Work to be completed:
Copy all the material that follows, keeping every character the same.

(Collected data)

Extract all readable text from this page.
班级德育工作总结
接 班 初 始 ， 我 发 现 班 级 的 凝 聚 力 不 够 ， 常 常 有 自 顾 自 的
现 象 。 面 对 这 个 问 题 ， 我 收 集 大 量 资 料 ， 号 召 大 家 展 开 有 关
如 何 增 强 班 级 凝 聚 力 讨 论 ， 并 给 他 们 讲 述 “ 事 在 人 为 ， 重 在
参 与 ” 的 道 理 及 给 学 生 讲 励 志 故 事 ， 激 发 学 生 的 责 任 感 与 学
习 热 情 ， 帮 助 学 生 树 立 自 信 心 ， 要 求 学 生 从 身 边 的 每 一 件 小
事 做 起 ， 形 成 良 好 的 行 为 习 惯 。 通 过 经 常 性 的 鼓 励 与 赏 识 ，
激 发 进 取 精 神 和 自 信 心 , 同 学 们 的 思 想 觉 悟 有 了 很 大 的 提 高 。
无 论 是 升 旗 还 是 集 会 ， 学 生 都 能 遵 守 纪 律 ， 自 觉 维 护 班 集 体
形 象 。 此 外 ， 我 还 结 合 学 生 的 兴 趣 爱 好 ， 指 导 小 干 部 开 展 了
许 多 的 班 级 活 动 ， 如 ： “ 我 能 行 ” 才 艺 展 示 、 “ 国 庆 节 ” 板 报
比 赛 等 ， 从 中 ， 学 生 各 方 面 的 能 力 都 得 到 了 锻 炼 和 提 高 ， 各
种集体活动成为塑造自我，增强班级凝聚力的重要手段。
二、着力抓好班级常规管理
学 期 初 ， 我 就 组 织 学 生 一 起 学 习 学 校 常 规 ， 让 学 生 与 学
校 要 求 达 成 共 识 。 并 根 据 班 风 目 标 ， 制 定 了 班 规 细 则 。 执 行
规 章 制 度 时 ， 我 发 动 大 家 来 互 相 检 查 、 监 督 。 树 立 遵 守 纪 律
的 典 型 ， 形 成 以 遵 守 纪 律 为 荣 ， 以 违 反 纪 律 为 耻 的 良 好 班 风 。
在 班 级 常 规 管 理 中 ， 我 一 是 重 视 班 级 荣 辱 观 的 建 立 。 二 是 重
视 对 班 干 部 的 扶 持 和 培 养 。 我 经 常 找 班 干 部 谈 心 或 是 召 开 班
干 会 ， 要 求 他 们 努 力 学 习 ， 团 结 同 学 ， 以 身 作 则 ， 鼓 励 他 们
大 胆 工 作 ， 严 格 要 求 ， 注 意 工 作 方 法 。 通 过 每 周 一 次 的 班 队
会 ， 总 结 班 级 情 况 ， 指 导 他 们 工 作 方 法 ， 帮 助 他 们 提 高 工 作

Correct output:
Extract all readable text from this page.
班级德育工作总结
接 班 初 始 ， 我 发 现 班 级 的 凝 聚 力 不 够 ， 常 常 有 自 顾 自 的
现 象 。 面 对 这 个 问 题 ， 我 收 集 大 量 资 料 ， 号 召 大 家 展 开 有 关
如 何 增 强 班 级 凝 聚 力 讨 论 ， 并 给 他 们 讲 述 “ 事 在 人 为 ， 重 在
参 与 ” 的 道 理 及 给 学 生 讲 励 志 故 事 ， 激 发 学 生 的 责 任 感 与 学
习 热 情 ， 帮 助 学 生 树 立 自 信 心 ， 要 求 学 生 从 身 边 的 每 一 件 小
事 做 起 ， 形 成 良 好 的 行 为 习 惯 。 通 过 经 常 性 的 鼓 励 与 赏 识 ，
激 发 进 取 精 神 和 自 信 心 , 同 学 们 的 思 想 觉 悟 有 了 很 大 的 提 高 。
无 论 是 升 旗 还 是 集 会 ， 学 生 都 能 遵 守 纪 律 ， 自 觉 维 护 班 集 体
形 象 。 此 外 ， 我 还 结 合 学 生 的 兴 趣 爱 好 ， 指 导 小 干 部 开 展 了
许 多 的 班 级 活 动 ， 如 ： “ 我 能 行 ” 才 艺 展 示 、 “ 国 庆 节 ” 板 报
比 赛 等 ， 从 中 ， 学 生 各 方 面 的 能 力 都 得 到 了 锻 炼 和 提 高 ， 各
种集体活动成为塑造自我，增强班级凝聚力的重要手段。
二、着力抓好班级常规管理
学 期 初 ， 我 就 组 织 学 生 一 起 学 习 学 校 常 规 ， 让 学 生 与 学
校 要 求 达 成 共 识 。 并 根 据 班 风 目 标 ， 制 定 了 班 规 细 则 。 执 行
规 章 制 度 时 ， 我 发 动 大 家 来 互 相 检 查 、 监 督 。 树 立 遵 守 纪 律
的 典 型 ， 形 成 以 遵 守 纪 律 为 荣 ， 以 违 反 纪 律 为 耻 的 良 好 班 风 。
在 班 级 常 规 管 理 中 ， 我 一 是 重 视 班 级 荣 辱 观 的 建 立 。 二 是 重
视 对 班 干 部 的 扶 持 和 培 养 。 我 经 常 找 班 干 部 谈 心 或 是 召 开 班
干 会 ， 要 求 他 们 努 力 学 习 ， 团 结 同 学 ， 以 身 作 则 ， 鼓 励 他 们
大 胆 工 作 ， 严 格 要 求 ， 注 意 工 作 方 法 。 通 过 每 周 一 次 的 班 队
会 ， 总 结 班 级 情 况 ， 指 导 他 们 工 作 方 法 ， 帮 助 他 们 提 高 工 作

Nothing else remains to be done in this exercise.